◆ **Listados de coordenadas de recuadros**
----------

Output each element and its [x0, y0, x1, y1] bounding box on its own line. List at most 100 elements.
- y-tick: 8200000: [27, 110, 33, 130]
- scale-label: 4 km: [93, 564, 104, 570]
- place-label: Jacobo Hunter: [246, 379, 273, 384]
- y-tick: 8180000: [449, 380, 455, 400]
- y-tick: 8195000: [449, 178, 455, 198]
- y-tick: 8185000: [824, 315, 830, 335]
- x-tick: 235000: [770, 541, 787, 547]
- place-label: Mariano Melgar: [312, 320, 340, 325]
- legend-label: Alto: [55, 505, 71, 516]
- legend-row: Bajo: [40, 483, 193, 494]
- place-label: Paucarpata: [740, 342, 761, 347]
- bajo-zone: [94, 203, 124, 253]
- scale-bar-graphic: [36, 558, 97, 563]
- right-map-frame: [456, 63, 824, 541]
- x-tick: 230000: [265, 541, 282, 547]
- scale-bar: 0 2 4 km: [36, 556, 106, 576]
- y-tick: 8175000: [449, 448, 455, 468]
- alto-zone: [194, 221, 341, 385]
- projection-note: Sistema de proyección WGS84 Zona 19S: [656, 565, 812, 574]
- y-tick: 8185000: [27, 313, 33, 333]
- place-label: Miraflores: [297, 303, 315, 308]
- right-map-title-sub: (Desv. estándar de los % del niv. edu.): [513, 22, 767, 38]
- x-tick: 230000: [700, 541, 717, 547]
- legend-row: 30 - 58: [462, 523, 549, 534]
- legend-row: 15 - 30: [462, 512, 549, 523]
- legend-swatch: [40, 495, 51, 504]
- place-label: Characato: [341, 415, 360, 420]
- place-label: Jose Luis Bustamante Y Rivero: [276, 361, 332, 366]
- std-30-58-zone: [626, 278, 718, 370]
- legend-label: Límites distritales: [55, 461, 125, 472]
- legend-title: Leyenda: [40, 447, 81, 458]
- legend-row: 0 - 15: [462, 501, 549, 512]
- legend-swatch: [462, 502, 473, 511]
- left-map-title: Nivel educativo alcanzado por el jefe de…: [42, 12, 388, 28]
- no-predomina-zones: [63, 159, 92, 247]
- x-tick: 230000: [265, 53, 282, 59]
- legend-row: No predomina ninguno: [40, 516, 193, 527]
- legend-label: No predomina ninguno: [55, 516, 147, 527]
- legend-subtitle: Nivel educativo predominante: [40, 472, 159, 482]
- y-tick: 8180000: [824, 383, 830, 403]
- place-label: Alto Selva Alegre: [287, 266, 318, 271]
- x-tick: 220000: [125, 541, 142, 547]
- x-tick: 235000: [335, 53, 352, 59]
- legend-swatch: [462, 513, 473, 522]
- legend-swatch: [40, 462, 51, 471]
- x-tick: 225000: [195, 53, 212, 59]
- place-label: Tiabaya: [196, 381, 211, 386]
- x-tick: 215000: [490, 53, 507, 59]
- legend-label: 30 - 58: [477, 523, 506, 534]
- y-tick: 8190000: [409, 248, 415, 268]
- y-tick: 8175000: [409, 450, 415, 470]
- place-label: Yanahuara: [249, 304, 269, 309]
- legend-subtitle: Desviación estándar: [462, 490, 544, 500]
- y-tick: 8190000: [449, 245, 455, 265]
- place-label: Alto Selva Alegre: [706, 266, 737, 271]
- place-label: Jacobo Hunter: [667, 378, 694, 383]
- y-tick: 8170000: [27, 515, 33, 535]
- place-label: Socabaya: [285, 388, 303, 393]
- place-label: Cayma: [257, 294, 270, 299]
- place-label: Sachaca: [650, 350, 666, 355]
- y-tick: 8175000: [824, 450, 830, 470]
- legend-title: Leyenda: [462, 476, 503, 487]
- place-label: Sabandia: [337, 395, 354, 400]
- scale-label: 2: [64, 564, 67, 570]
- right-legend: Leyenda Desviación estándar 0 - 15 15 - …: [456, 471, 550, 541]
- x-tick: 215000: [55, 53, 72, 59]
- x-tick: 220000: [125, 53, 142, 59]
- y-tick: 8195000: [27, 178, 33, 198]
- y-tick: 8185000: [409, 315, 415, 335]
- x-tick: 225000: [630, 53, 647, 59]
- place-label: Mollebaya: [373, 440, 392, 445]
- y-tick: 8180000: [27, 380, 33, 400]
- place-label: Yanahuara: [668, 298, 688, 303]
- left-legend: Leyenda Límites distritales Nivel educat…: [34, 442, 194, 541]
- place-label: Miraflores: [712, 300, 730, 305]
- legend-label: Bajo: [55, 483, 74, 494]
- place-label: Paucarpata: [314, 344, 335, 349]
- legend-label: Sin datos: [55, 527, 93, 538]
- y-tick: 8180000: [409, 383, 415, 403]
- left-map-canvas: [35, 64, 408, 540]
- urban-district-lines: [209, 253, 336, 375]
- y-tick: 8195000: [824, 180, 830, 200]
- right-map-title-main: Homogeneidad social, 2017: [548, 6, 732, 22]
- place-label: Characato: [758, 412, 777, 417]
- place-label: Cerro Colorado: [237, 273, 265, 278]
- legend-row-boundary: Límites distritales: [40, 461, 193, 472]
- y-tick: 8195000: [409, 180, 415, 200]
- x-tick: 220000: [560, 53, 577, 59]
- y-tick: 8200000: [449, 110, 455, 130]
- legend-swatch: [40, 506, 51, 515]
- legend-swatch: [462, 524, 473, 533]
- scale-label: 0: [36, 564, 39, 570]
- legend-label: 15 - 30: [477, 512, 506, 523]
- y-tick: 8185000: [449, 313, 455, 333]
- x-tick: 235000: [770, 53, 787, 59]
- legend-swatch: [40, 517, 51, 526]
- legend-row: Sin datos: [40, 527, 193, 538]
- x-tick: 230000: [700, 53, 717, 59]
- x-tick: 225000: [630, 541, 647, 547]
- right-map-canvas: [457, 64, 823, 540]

----------

◆ **Problema**
Copia sin ningún cambio cada una de las líneas del material.

◆ **Resultado**
Output each element and its [x0, y0, x1, y1] bounding box on its own line. List at most 100 elements.
- y-tick: 8200000: [27, 110, 33, 130]
- scale-label: 4 km: [93, 564, 104, 570]
- place-label: Jacobo Hunter: [246, 379, 273, 384]
- y-tick: 8180000: [449, 380, 455, 400]
- y-tick: 8195000: [449, 178, 455, 198]
- y-tick: 8185000: [824, 315, 830, 335]
- x-tick: 235000: [770, 541, 787, 547]
- place-label: Mariano Melgar: [312, 320, 340, 325]
- legend-label: Alto: [55, 505, 71, 516]
- legend-row: Bajo: [40, 483, 193, 494]
- place-label: Paucarpata: [740, 342, 761, 347]
- bajo-zone: [94, 203, 124, 253]
- scale-bar-graphic: [36, 558, 97, 563]
- right-map-frame: [456, 63, 824, 541]
- x-tick: 230000: [265, 541, 282, 547]
- scale-bar: 0 2 4 km: [36, 556, 106, 576]
- y-tick: 8175000: [449, 448, 455, 468]
- alto-zone: [194, 221, 341, 385]
- projection-note: Sistema de proyección WGS84 Zona 19S: [656, 565, 812, 574]
- y-tick: 8185000: [27, 313, 33, 333]
- place-label: Miraflores: [297, 303, 315, 308]
- right-map-title-sub: (Desv. estándar de los % del niv. edu.): [513, 22, 767, 38]
- x-tick: 230000: [700, 541, 717, 547]
- legend-row: 30 - 58: [462, 523, 549, 534]
- legend-row: 15 - 30: [462, 512, 549, 523]
- legend-swatch: [40, 495, 51, 504]
- place-label: Characato: [341, 415, 360, 420]
- place-label: Jose Luis Bustamante Y Rivero: [276, 361, 332, 366]
- std-30-58-zone: [626, 278, 718, 370]
- legend-label: Límites distritales: [55, 461, 125, 472]
- legend-title: Leyenda: [40, 447, 81, 458]
- legend-row: 0 - 15: [462, 501, 549, 512]
- legend-swatch: [462, 502, 473, 511]
- left-map-title: Nivel educativo alcanzado por el jefe de…: [42, 12, 388, 28]
- no-predomina-zones: [63, 159, 92, 247]
- x-tick: 230000: [265, 53, 282, 59]
- legend-row: No predomina ninguno: [40, 516, 193, 527]
- legend-label: No predomina ninguno: [55, 516, 147, 527]
- legend-subtitle: Nivel educativo predominante: [40, 472, 159, 482]
- y-tick: 8180000: [824, 383, 830, 403]
- place-label: Alto Selva Alegre: [287, 266, 318, 271]
- x-tick: 220000: [125, 541, 142, 547]
- x-tick: 235000: [335, 53, 352, 59]
- legend-swatch: [462, 513, 473, 522]
- legend-swatch: [40, 462, 51, 471]
- x-tick: 225000: [195, 53, 212, 59]
- place-label: Tiabaya: [196, 381, 211, 386]
- x-tick: 215000: [490, 53, 507, 59]
- legend-label: 30 - 58: [477, 523, 506, 534]
- y-tick: 8190000: [409, 248, 415, 268]
- y-tick: 8175000: [409, 450, 415, 470]
- place-label: Yanahuara: [249, 304, 269, 309]
- legend-subtitle: Desviación estándar: [462, 490, 544, 500]
- y-tick: 8190000: [449, 245, 455, 265]
- place-label: Alto Selva Alegre: [706, 266, 737, 271]
- place-label: Jacobo Hunter: [667, 378, 694, 383]
- y-tick: 8170000: [27, 515, 33, 535]
- place-label: Socabaya: [285, 388, 303, 393]
- place-label: Cayma: [257, 294, 270, 299]
- place-label: Sachaca: [650, 350, 666, 355]
- y-tick: 8175000: [824, 450, 830, 470]
- legend-title: Leyenda: [462, 476, 503, 487]
- place-label: Sabandia: [337, 395, 354, 400]
- scale-label: 2: [64, 564, 67, 570]
- right-legend: Leyenda Desviación estándar 0 - 15 15 - …: [456, 471, 550, 541]
- x-tick: 215000: [55, 53, 72, 59]
- x-tick: 220000: [125, 53, 142, 59]
- y-tick: 8195000: [27, 178, 33, 198]
- y-tick: 8185000: [409, 315, 415, 335]
- x-tick: 225000: [630, 53, 647, 59]
- place-label: Mollebaya: [373, 440, 392, 445]
- y-tick: 8180000: [27, 380, 33, 400]
- place-label: Yanahuara: [668, 298, 688, 303]
- left-legend: Leyenda Límites distritales Nivel educat…: [34, 442, 194, 541]
- place-label: Miraflores: [712, 300, 730, 305]
- legend-label: Bajo: [55, 483, 74, 494]
- place-label: Paucarpata: [314, 344, 335, 349]
- legend-label: Sin datos: [55, 527, 93, 538]
- y-tick: 8180000: [409, 383, 415, 403]
- left-map-canvas: [35, 64, 408, 540]
- urban-district-lines: [209, 253, 336, 375]
- y-tick: 8195000: [824, 180, 830, 200]
- right-map-title-main: Homogeneidad social, 2017: [548, 6, 732, 22]
- place-label: Characato: [758, 412, 777, 417]
- place-label: Cerro Colorado: [237, 273, 265, 278]
- legend-row-boundary: Límites distritales: [40, 461, 193, 472]
- y-tick: 8195000: [409, 180, 415, 200]
- x-tick: 220000: [560, 53, 577, 59]
- y-tick: 8200000: [449, 110, 455, 130]
- legend-swatch: [40, 506, 51, 515]
- legend-swatch: [462, 524, 473, 533]
- scale-label: 0: [36, 564, 39, 570]
- legend-label: 15 - 30: [477, 512, 506, 523]
- y-tick: 8185000: [449, 313, 455, 333]
- x-tick: 235000: [770, 53, 787, 59]
- legend-swatch: [40, 517, 51, 526]
- legend-row: Sin datos: [40, 527, 193, 538]
- x-tick: 230000: [700, 53, 717, 59]
- x-tick: 225000: [630, 541, 647, 547]
- right-map-canvas: [457, 64, 823, 540]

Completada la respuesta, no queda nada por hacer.